EXERCISE INPUT —
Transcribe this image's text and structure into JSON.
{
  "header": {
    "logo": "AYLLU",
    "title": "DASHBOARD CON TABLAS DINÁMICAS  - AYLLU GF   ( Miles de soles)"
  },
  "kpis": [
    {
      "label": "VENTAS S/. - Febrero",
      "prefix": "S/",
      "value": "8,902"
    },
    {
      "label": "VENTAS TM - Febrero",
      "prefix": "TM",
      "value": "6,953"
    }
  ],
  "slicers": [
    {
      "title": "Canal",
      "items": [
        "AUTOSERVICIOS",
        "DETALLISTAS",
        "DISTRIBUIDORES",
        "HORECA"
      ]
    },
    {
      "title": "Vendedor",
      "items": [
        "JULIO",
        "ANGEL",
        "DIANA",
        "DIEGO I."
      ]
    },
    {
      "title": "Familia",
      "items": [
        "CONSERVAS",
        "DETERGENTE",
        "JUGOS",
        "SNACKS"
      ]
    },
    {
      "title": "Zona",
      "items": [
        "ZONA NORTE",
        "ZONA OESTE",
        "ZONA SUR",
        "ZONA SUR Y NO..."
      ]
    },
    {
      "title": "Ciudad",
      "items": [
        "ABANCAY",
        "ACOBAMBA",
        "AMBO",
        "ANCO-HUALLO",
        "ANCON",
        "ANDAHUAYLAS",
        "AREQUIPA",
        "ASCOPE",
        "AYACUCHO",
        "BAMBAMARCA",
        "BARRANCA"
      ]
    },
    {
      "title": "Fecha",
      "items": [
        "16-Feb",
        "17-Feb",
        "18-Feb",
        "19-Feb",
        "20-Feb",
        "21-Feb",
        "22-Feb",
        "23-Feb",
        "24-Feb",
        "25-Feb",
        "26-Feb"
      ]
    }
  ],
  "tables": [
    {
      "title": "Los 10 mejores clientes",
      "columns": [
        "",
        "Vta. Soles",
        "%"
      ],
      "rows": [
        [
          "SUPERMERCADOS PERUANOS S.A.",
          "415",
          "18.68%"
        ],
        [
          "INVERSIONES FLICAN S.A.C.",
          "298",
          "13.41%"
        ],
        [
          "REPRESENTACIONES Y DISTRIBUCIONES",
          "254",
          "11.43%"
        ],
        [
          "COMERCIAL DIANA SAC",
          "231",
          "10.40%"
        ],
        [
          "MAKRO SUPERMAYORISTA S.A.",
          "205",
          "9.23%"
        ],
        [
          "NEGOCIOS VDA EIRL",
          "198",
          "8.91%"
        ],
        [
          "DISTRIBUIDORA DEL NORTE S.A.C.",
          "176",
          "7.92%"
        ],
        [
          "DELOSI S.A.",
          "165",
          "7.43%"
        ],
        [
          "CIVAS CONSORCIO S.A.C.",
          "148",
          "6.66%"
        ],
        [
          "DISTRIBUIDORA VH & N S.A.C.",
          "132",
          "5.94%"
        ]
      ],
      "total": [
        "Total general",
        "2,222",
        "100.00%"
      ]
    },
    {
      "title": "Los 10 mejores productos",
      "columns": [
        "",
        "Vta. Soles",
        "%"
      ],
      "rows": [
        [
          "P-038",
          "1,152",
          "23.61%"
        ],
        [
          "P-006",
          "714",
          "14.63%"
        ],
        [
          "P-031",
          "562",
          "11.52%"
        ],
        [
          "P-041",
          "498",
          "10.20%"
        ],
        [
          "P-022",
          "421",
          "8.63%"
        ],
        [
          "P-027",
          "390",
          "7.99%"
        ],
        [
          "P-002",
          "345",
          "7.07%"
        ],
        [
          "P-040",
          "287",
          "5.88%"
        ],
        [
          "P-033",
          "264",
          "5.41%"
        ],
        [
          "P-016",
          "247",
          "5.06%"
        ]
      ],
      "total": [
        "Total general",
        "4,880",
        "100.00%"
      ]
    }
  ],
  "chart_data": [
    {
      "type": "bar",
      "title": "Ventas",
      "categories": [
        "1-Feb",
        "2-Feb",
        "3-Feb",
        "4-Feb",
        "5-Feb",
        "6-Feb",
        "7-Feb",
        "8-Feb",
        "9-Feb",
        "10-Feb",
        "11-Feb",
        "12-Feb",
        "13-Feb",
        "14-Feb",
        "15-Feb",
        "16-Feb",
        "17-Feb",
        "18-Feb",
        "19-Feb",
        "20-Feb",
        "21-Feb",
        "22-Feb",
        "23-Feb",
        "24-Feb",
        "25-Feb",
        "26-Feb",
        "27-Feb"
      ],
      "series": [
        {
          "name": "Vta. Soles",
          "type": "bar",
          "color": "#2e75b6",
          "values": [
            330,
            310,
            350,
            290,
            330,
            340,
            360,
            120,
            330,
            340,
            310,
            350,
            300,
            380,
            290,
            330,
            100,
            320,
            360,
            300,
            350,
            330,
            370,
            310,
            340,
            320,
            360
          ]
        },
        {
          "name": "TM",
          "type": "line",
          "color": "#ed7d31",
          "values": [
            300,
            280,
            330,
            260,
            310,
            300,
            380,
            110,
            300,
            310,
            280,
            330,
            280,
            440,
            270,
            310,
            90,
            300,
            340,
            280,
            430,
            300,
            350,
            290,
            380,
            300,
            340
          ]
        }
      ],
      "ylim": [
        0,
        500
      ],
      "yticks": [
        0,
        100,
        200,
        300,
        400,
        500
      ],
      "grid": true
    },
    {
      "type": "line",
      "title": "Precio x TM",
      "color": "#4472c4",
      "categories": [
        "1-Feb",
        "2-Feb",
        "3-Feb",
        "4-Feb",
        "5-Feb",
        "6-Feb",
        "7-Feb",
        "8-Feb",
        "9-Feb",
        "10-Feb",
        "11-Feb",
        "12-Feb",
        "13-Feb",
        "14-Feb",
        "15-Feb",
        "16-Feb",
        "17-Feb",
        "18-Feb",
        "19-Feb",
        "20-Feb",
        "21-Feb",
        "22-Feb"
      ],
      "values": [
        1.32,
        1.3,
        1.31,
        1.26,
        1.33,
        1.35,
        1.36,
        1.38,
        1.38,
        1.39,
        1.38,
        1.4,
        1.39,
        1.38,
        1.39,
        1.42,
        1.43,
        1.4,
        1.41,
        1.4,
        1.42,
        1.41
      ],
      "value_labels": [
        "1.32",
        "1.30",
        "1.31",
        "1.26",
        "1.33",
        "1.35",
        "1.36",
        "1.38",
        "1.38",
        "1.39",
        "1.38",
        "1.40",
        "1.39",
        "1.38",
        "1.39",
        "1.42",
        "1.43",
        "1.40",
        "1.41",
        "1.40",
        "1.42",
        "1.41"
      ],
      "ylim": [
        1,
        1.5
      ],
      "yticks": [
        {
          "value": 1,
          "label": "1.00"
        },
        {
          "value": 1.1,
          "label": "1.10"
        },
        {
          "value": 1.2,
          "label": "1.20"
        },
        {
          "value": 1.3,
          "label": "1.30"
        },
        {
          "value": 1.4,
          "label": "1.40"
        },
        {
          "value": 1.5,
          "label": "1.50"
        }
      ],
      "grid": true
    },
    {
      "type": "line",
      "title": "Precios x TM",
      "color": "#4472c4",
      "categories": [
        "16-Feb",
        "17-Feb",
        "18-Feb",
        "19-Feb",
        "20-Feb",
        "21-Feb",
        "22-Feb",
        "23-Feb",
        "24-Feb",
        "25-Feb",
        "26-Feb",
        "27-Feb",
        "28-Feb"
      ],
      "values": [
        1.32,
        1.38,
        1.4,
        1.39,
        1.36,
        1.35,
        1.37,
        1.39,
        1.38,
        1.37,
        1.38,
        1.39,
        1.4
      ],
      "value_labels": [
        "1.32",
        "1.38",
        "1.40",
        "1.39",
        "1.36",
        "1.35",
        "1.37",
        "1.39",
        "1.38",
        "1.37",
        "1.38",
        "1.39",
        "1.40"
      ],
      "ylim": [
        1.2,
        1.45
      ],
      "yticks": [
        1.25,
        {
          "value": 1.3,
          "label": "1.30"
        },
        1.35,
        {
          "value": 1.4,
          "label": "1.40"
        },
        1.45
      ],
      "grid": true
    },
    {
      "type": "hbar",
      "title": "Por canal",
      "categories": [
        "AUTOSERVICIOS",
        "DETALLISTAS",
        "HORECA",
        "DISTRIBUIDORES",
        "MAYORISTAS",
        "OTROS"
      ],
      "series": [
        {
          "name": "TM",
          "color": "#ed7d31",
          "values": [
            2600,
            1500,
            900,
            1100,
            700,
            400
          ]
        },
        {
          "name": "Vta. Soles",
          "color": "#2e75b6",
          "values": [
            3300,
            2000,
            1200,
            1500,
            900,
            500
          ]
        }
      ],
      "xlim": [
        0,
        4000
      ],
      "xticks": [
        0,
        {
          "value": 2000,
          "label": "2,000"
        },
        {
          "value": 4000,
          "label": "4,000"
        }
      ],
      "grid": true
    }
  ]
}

EXERCISE INSTRUCTIONS —
Using the material above, work out how many lines contain the string "Febrero". Give that number alone.

RESULT BELOW —
2